─── DATA SHOWN

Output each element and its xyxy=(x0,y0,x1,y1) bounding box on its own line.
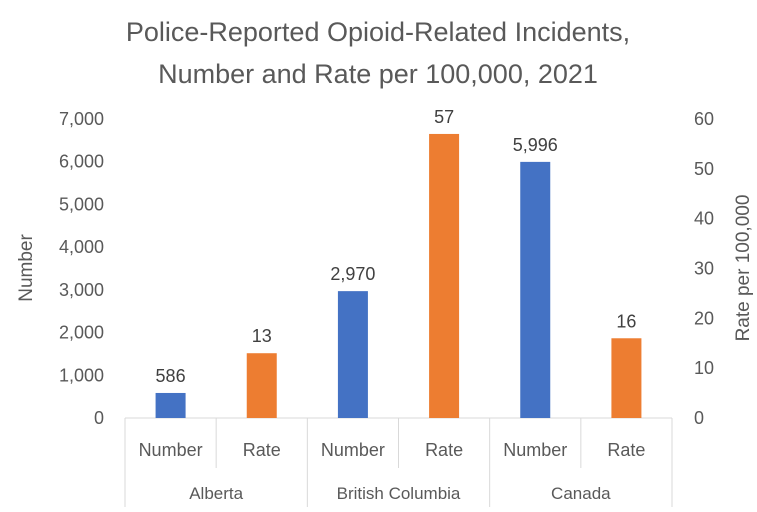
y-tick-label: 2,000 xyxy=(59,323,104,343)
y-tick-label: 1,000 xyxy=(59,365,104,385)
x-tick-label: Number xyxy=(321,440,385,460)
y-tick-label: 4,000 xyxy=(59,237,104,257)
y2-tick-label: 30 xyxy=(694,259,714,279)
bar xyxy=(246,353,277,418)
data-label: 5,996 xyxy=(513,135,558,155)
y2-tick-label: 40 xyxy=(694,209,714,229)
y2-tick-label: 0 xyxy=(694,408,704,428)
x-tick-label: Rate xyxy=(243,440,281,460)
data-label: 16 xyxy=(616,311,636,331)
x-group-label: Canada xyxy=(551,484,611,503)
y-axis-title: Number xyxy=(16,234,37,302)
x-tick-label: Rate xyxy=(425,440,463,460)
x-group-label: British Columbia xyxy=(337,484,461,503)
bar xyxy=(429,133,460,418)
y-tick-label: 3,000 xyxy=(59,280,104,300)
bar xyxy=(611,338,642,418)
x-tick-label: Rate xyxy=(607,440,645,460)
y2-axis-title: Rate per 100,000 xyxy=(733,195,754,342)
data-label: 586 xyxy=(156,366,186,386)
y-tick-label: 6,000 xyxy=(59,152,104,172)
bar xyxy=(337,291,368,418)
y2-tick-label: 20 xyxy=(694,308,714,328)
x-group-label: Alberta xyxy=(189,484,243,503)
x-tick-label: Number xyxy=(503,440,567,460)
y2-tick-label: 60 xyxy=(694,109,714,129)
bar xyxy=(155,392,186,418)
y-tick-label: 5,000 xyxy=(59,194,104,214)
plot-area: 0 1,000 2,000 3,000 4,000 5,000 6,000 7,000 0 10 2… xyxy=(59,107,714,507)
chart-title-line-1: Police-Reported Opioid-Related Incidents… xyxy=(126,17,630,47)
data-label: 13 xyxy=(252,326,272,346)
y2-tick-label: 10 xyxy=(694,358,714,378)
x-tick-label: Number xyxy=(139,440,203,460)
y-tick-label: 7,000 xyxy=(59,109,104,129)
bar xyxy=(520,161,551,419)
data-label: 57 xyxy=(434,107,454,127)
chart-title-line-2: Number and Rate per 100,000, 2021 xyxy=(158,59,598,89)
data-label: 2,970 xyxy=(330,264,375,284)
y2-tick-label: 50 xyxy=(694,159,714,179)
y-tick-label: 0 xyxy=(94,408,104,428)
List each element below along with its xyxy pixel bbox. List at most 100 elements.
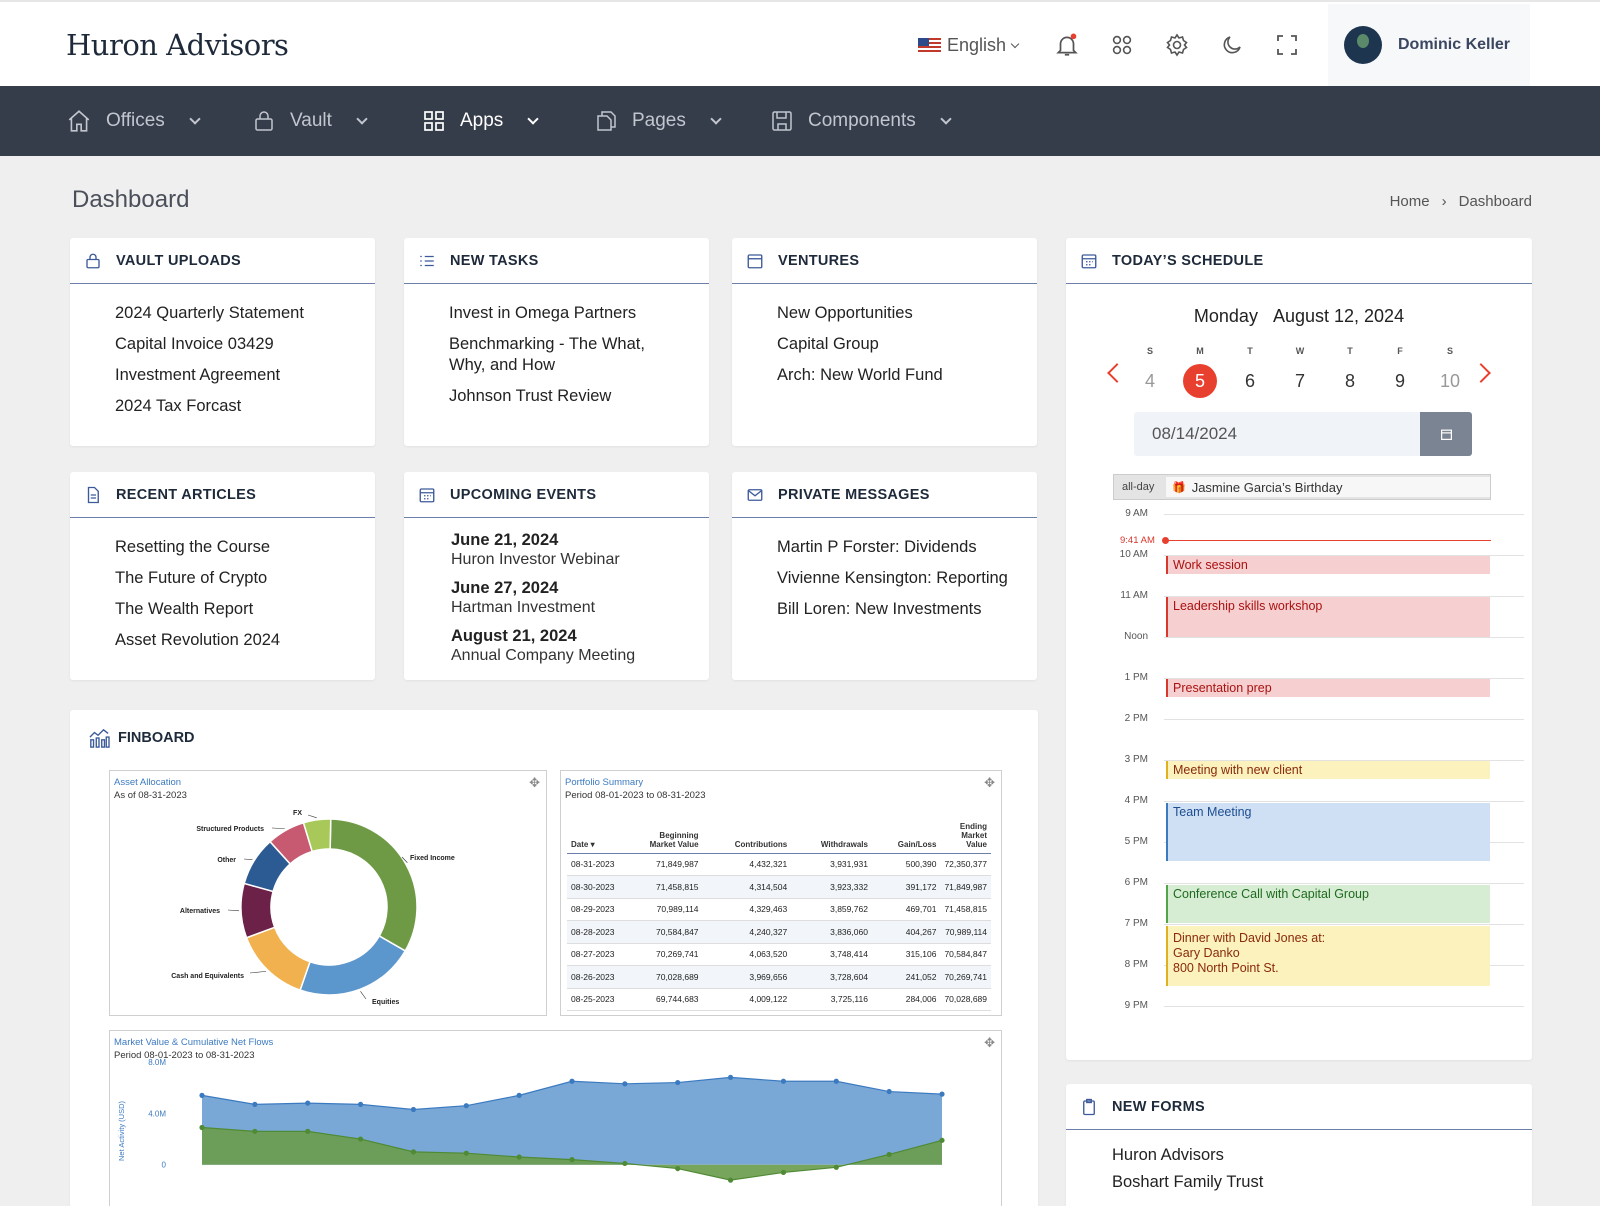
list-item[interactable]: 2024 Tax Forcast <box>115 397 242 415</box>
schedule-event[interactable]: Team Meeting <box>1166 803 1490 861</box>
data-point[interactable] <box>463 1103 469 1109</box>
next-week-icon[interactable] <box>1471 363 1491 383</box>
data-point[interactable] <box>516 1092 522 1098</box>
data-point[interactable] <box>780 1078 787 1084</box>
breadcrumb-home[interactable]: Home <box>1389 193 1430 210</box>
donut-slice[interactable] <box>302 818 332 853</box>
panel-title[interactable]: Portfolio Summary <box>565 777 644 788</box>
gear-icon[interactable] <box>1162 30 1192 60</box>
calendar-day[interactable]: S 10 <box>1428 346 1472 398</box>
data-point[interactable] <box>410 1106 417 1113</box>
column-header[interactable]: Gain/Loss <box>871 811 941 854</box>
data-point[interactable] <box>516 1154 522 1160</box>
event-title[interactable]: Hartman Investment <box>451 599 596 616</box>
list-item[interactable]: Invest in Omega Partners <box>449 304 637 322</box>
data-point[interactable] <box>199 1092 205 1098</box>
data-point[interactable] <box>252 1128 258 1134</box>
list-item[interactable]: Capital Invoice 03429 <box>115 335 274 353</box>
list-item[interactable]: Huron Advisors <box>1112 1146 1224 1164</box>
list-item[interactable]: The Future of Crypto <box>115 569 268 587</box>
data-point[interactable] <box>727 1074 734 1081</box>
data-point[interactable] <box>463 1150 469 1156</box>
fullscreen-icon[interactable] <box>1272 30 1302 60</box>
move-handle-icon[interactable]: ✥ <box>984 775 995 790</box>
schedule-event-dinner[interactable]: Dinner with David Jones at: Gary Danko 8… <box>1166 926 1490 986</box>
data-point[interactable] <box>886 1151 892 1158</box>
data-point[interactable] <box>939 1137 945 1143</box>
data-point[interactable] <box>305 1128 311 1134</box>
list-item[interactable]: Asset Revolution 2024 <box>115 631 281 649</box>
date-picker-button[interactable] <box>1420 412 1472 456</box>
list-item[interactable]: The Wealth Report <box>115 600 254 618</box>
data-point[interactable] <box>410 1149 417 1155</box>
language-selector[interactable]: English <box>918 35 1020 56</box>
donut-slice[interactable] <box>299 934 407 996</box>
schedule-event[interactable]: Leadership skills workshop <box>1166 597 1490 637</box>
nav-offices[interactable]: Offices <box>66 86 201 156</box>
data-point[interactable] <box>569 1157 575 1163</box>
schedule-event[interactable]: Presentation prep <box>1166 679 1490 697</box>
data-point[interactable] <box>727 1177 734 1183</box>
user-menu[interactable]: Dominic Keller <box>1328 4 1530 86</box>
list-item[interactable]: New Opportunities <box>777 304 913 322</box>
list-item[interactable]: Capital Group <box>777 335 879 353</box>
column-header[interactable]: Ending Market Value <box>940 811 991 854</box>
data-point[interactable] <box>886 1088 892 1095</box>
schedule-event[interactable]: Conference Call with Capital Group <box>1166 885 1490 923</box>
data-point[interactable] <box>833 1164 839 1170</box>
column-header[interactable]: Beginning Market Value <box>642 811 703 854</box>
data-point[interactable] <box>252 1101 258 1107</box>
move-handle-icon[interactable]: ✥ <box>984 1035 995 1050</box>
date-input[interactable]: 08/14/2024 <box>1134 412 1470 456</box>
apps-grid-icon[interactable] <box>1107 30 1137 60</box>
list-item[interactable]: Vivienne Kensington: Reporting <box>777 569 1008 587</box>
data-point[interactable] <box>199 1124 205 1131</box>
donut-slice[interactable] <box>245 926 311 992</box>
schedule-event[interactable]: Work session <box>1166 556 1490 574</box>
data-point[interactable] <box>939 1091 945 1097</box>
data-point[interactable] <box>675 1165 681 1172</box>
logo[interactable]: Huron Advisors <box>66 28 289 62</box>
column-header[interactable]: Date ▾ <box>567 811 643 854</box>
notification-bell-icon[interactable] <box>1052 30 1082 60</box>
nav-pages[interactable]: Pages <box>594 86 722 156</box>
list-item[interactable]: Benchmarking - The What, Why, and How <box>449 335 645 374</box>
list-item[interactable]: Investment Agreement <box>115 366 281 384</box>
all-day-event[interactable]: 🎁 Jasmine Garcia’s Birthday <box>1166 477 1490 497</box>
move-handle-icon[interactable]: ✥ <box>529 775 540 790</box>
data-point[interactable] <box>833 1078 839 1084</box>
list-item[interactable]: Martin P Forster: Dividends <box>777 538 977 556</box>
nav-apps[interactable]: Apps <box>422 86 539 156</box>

──────

• [CHALLENGE]:
Rewrite every one of the entries above with "Team Meeting" replaced by "Staff Meeting" and every other line left unchanged. Omit the pictures from your answer.

• [RESULT]:
Output each element and its xyxy=(x0,y0,x1,y1) bounding box on its own line.
y-tick-label: 2,000 xyxy=(59,323,104,343)
y-tick-label: 1,000 xyxy=(59,365,104,385)
x-tick-label: Number xyxy=(321,440,385,460)
y-tick-label: 4,000 xyxy=(59,237,104,257)
y2-tick-label: 30 xyxy=(694,259,714,279)
bar xyxy=(246,353,277,418)
data-label: 5,996 xyxy=(513,135,558,155)
y2-tick-label: 40 xyxy=(694,209,714,229)
y2-tick-label: 0 xyxy=(694,408,704,428)
x-tick-label: Rate xyxy=(243,440,281,460)
data-label: 16 xyxy=(616,311,636,331)
x-group-label: Canada xyxy=(551,484,611,503)
y-axis-title: Number xyxy=(16,234,37,302)
x-tick-label: Rate xyxy=(425,440,463,460)
x-group-label: British Columbia xyxy=(337,484,461,503)
bar xyxy=(429,133,460,418)
y-tick-label: 3,000 xyxy=(59,280,104,300)
bar xyxy=(611,338,642,418)
x-tick-label: Rate xyxy=(607,440,645,460)
y2-axis-title: Rate per 100,000 xyxy=(733,195,754,342)
data-label: 586 xyxy=(156,366,186,386)
y-tick-label: 6,000 xyxy=(59,152,104,172)
bar xyxy=(337,291,368,418)
y2-tick-label: 20 xyxy=(694,308,714,328)
x-group-label: Alberta xyxy=(189,484,243,503)
x-tick-label: Number xyxy=(503,440,567,460)
y2-tick-label: 60 xyxy=(694,109,714,129)
bar xyxy=(155,392,186,418)
y-tick-label: 5,000 xyxy=(59,194,104,214)
plot-area: 0 1,000 2,000 3,000 4,000 5,000 6,000 7,000 0 10 2… xyxy=(59,107,714,507)
chart-title-line-1: Police-Reported Opioid-Related Incidents… xyxy=(126,17,630,47)
data-label: 13 xyxy=(252,326,272,346)
y2-tick-label: 10 xyxy=(694,358,714,378)
x-tick-label: Number xyxy=(139,440,203,460)
y-tick-label: 7,000 xyxy=(59,109,104,129)
bar xyxy=(520,161,551,419)
data-label: 57 xyxy=(434,107,454,127)
chart-title-line-2: Number and Rate per 100,000, 2021 xyxy=(158,59,598,89)
data-label: 2,970 xyxy=(330,264,375,284)
y2-tick-label: 50 xyxy=(694,159,714,179)
y-tick-label: 0 xyxy=(94,408,104,428)
List each element below along with its xyxy pixel bbox. List at most 100 elements.
list-item[interactable]: 2024 Tax Forcast <box>115 397 242 415</box>
schedule-event[interactable]: Staff Meeting <box>1166 803 1490 861</box>
data-point[interactable] <box>463 1103 469 1109</box>
next-week-icon[interactable] <box>1471 363 1491 383</box>
data-point[interactable] <box>516 1092 522 1098</box>
data-point[interactable] <box>780 1078 787 1084</box>
breadcrumb-home[interactable]: Home <box>1389 193 1430 210</box>
donut-slice[interactable] <box>302 818 332 853</box>
panel-title[interactable]: Portfolio Summary <box>565 777 644 788</box>
gear-icon[interactable] <box>1162 30 1192 60</box>
calendar-day[interactable]: S 10 <box>1428 346 1472 398</box>
data-point[interactable] <box>410 1106 417 1113</box>
column-header[interactable]: Gain/Loss <box>871 811 941 854</box>
data-point[interactable] <box>516 1154 522 1160</box>
event-title[interactable]: Hartman Investment <box>451 599 596 616</box>
list-item[interactable]: Invest in Omega Partners <box>449 304 637 322</box>
data-point[interactable] <box>199 1092 205 1098</box>
data-point[interactable] <box>252 1128 258 1134</box>
list-item[interactable]: Capital Invoice 03429 <box>115 335 274 353</box>
list-item[interactable]: Huron Advisors <box>1112 1146 1224 1164</box>
list-item[interactable]: The Future of Crypto <box>115 569 268 587</box>
data-point[interactable] <box>727 1074 734 1081</box>
data-point[interactable] <box>463 1150 469 1156</box>
fullscreen-icon[interactable] <box>1272 30 1302 60</box>
move-handle-icon[interactable]: ✥ <box>984 775 995 790</box>
schedule-event-dinner[interactable]: Dinner with David Jones at: Gary Danko 8… <box>1166 926 1490 986</box>
data-point[interactable] <box>886 1151 892 1158</box>
data-point[interactable] <box>939 1137 945 1143</box>
data-point[interactable] <box>305 1128 311 1134</box>
list-item[interactable]: Asset Revolution 2024 <box>115 631 281 649</box>
date-picker-button[interactable] <box>1420 412 1472 456</box>
list-item[interactable]: The Wealth Report <box>115 600 254 618</box>
data-point[interactable] <box>410 1149 417 1155</box>
language-selector[interactable]: English <box>918 35 1020 56</box>
donut-slice[interactable] <box>299 934 407 996</box>
schedule-event[interactable]: Leadership skills workshop <box>1166 597 1490 637</box>
nav-offices[interactable]: Offices <box>66 86 201 156</box>
data-point[interactable] <box>569 1157 575 1163</box>
schedule-event[interactable]: Presentation prep <box>1166 679 1490 697</box>
data-point[interactable] <box>727 1177 734 1183</box>
user-menu[interactable]: Dominic Keller <box>1328 4 1530 86</box>
list-item[interactable]: New Opportunities <box>777 304 913 322</box>
list-item[interactable]: Capital Group <box>777 335 879 353</box>
column-header[interactable]: Ending Market Value <box>940 811 991 854</box>
data-point[interactable] <box>886 1088 892 1095</box>
schedule-event[interactable]: Conference Call with Capital Group <box>1166 885 1490 923</box>
data-point[interactable] <box>833 1164 839 1170</box>
column-header[interactable]: Beginning Market Value <box>642 811 703 854</box>
data-point[interactable] <box>252 1101 258 1107</box>
move-handle-icon[interactable]: ✥ <box>984 1035 995 1050</box>
date-input[interactable]: 08/14/2024 <box>1134 412 1470 456</box>
apps-grid-icon[interactable] <box>1107 30 1137 60</box>
list-item[interactable]: Vivienne Kensington: Reporting <box>777 569 1008 587</box>
data-point[interactable] <box>199 1124 205 1131</box>
donut-slice[interactable] <box>245 926 311 992</box>
schedule-event[interactable]: Work session <box>1166 556 1490 574</box>
data-point[interactable] <box>939 1091 945 1097</box>
data-point[interactable] <box>675 1165 681 1172</box>
logo[interactable]: Huron Advisors <box>66 28 289 62</box>
column-header[interactable]: Date ▾ <box>567 811 643 854</box>
notification-bell-icon[interactable] <box>1052 30 1082 60</box>
nav-pages[interactable]: Pages <box>594 86 722 156</box>
list-item[interactable]: Benchmarking - The What, Why, and How <box>449 335 645 374</box>
list-item[interactable]: Investment Agreement <box>115 366 281 384</box>
all-day-event[interactable]: 🎁 Jasmine Garcia’s Birthday <box>1166 477 1490 497</box>
move-handle-icon[interactable]: ✥ <box>529 775 540 790</box>
data-point[interactable] <box>833 1078 839 1084</box>
list-item[interactable]: Martin P Forster: Dividends <box>777 538 977 556</box>
nav-apps[interactable]: Apps <box>422 86 539 156</box>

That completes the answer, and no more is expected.